- **Short task**
Would you pull out every line of the material that contains the string "text"?

— start Records for this exercise —

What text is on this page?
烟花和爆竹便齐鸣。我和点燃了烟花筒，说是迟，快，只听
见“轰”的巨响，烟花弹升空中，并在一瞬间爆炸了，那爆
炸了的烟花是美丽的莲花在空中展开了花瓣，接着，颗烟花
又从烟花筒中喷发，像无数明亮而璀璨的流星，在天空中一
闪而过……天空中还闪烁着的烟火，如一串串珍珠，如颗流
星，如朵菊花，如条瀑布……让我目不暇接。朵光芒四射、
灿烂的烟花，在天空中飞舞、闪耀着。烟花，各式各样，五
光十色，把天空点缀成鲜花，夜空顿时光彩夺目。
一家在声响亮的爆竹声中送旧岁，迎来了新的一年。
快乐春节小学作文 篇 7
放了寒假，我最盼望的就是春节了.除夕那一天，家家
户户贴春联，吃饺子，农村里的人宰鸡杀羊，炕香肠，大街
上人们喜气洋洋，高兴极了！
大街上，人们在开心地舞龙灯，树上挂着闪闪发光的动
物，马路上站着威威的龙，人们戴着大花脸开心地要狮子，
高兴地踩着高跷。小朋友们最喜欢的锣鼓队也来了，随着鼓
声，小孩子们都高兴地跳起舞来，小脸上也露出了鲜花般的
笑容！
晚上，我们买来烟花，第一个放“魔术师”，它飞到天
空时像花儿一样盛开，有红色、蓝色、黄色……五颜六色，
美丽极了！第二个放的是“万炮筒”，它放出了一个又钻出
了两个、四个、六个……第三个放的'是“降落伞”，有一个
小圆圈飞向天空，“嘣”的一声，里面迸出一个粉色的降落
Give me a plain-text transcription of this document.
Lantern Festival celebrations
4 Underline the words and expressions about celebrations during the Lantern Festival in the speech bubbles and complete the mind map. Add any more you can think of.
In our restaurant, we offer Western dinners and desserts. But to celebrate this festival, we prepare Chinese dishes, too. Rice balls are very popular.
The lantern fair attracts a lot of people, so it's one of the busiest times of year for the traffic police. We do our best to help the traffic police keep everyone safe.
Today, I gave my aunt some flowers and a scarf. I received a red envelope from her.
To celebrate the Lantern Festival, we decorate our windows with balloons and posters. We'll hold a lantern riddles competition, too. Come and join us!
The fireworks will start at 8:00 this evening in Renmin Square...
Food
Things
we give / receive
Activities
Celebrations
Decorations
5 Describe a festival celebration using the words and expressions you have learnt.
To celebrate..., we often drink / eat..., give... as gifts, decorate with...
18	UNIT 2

— end Records for this exercise —

- **Task result**
What text is on this page?
Give me a plain-text transcription of this document.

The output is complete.